[START Source]
Homelab

Build your own infrastructure — practical guides for virtualization, containers, networking, storage, monitoring, and automation. From a real homelab, not a textbook.

Last updated:

Table of Contents
  1. 01Proxmox VE Setup
  2. 02Docker Fundamentals
  3. 03Tailscale Mesh VPN
  4. 04Self-Hosting Essentials
  5. 05NAS & Storage
  6. 06Monitoring Stack
  7. 07Backup Strategy
  8. 08Network Segmentation
  9. 09Reverse Proxy
  10. 10GPU Passthrough
  11. 11Home Automation
Proxmox VE virtualization setup with VMs and containers
1

Proxmox VE Setup

Install Proxmox VE, configure your first virtual machines and containers, set up storage pools, and understand clustering basics. The foundation of every serious homelab.

Why Proxmox?

Proxmox Virtual Environment (VE) is a free, open-source hypervisor based on Debian Linux. It combines KVM for full virtual machines and LXC for lightweight containers in a single web interface. Unlike ESXi (which went paid-only in 2024), Proxmox is completely free for homelab use.

It’s what most homelabbers run, and for good reason: it’s stable, well-documented, and has an active community.

Installation

  1. Download the ISO from proxmox.com/downloads
  2. Flash to USB with Rufus, Balena Etcher, or dd
  3. Boot from USB, follow the installer (choose ZFS mirror if you have two drives)
  4. Access the web UI at https://your-ip:8006
First thing after install: Disable the enterprise repo and enable the no-subscription repo. Edit /etc/apt/sources.list.d/pve-enterprise.list and comment out the enterprise line, then add the free repo.

VMs vs Containers

  • VMs (KVM) — full virtualization. Run any OS (Windows, Linux, BSD). Higher overhead but complete isolation. Use for: Windows, anything needing a full kernel, untrusted workloads
  • LXC Containers — lightweight, share the host kernel. Lower overhead, faster startup. Use for: Linux services (Pi-hole, Nginx, databases), anything that doesn’t need a separate kernel

Rule of thumb: use containers for everything you can, VMs for everything else.

Storage Configuration

  • local — default storage on the boot drive. Good for ISOs and templates
  • local-lvm — LVM thin pool for VM disks. Default for new VMs
  • ZFS — if you chose ZFS during install, you get snapshots, compression, and data integrity for free
  • NFS/CIFS — add network shares for backups or shared storage

Clustering

If you have 3+ Proxmox nodes, you can create a cluster for:

  • Centralized management (one web UI for all nodes)
  • Live migration (move running VMs between nodes with zero downtime)
  • High Availability (auto-restart VMs on another node if one fails)
Important: Never create a cluster with fewer than 3 nodes. A 2-node cluster loses quorum if one node goes down, which can cause split-brain and data corruption.
Docker containers, Compose, networking, and volumes
2

Docker Fundamentals

Containers, Compose files, networking, volumes, and best practices. Docker is the engine that runs most self-hosted services — understanding it properly saves countless hours of debugging.
[END Source]
Task details:
Please answer these questions from the homelab guide above, one answer per line, numbered to match:
1. At what port does the Proxmox web UI run?
2. What change did ESXi go through in 2024?
3. What is the fewest nodes a Proxmox cluster should have?
[START Material]
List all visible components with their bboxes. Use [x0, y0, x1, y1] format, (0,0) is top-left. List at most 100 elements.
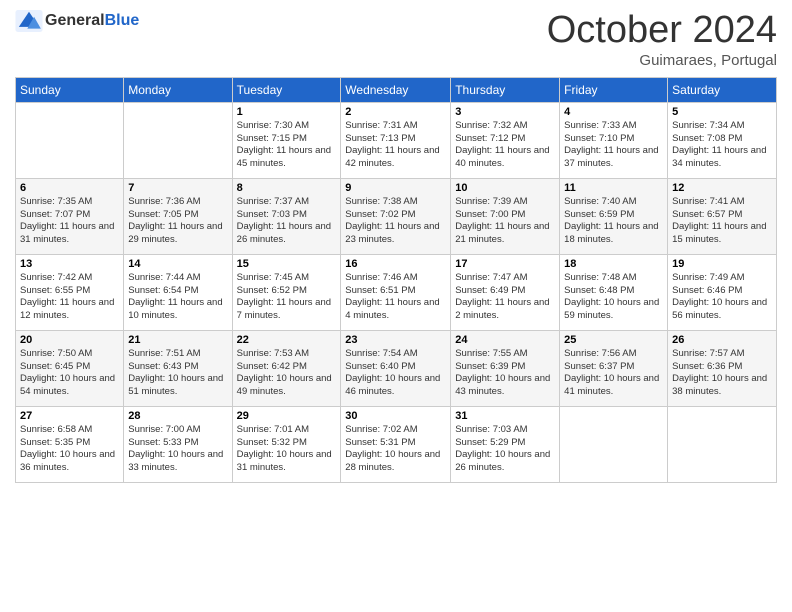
[END Material]
The answer:
1. 8006
2. It went paid-only.
3. 3